From the entries below, list each line with "TideTrader".

*** Exercise materials ***

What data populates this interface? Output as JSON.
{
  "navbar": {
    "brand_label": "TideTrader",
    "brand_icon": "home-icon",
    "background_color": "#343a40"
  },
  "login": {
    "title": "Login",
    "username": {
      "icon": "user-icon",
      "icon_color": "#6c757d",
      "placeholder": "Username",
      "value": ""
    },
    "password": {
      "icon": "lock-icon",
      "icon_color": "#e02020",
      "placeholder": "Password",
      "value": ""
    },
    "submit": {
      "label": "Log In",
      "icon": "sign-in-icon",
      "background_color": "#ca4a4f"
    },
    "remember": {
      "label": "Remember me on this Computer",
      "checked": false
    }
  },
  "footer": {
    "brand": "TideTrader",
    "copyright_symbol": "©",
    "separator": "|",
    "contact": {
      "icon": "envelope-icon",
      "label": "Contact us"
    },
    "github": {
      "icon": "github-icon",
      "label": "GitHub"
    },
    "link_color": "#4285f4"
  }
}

***
*** Exercise materials ***

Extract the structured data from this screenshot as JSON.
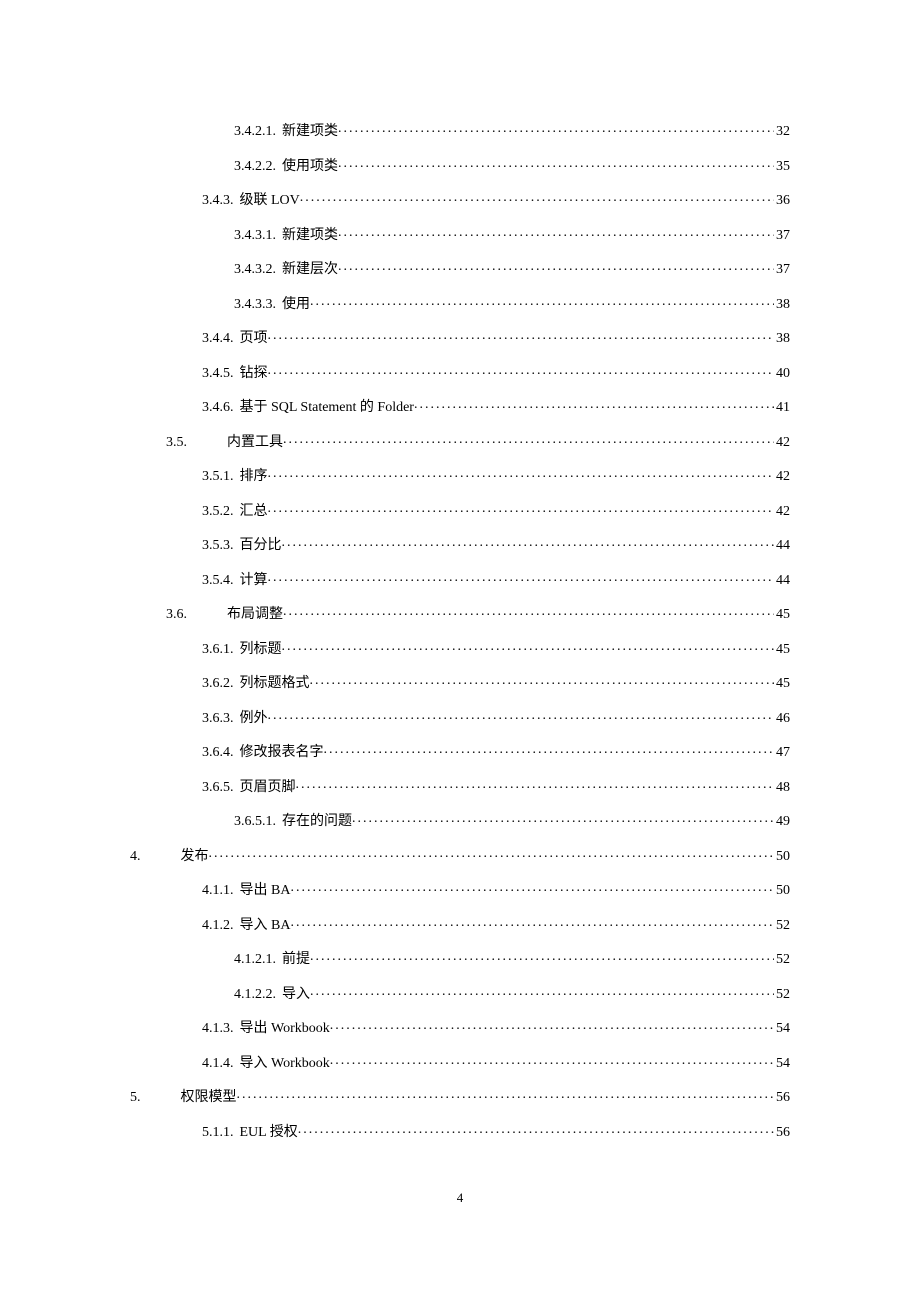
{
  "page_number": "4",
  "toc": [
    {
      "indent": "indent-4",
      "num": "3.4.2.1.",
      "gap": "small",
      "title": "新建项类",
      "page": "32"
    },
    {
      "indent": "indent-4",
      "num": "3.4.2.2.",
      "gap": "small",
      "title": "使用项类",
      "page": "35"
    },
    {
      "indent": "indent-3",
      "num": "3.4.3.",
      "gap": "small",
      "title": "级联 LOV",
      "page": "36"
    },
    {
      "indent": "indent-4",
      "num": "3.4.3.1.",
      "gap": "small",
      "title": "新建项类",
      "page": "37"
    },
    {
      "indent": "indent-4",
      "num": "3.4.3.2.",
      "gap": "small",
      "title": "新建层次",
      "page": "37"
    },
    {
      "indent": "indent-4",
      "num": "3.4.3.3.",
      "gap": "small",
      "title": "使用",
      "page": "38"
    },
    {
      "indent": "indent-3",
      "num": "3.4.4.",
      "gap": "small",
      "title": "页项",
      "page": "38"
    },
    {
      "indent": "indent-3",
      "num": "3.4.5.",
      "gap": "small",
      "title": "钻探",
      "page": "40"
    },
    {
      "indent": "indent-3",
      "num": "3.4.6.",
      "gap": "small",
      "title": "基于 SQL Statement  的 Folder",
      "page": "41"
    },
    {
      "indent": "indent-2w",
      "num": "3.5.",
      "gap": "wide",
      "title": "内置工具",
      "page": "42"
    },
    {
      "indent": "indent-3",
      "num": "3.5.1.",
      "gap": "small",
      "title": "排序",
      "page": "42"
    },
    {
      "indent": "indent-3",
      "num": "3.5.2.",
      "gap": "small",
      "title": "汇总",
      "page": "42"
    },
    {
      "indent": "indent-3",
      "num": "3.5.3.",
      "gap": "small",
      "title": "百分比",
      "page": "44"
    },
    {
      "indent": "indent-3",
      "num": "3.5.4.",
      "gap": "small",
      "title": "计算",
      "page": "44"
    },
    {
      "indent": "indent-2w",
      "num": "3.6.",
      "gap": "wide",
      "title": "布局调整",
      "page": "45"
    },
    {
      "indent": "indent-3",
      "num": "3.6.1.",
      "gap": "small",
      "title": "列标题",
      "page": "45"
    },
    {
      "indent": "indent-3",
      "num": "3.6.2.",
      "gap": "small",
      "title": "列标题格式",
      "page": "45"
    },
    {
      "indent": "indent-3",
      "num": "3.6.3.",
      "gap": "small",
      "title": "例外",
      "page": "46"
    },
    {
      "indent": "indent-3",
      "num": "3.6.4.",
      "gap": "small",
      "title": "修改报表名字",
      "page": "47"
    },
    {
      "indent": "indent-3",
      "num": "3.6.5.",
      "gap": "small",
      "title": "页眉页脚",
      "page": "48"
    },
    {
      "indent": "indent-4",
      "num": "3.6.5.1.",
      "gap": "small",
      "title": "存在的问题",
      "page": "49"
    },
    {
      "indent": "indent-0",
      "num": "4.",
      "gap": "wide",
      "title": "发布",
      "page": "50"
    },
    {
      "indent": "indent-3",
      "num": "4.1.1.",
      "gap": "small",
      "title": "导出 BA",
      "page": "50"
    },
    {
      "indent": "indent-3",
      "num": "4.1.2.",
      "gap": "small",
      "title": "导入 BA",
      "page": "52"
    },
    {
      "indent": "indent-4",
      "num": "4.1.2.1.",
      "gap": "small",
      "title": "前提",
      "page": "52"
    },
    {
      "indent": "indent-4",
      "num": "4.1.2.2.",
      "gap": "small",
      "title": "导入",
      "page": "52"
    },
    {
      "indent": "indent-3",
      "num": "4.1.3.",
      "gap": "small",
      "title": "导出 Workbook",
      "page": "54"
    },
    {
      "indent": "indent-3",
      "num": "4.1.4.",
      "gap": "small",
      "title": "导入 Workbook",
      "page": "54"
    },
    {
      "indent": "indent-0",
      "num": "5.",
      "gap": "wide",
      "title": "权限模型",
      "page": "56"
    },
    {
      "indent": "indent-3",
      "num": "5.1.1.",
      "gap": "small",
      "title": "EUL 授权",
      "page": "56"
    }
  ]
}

***

Answer to the exercise.
    "brand_label": "TideTrader",
    "brand": "TideTrader",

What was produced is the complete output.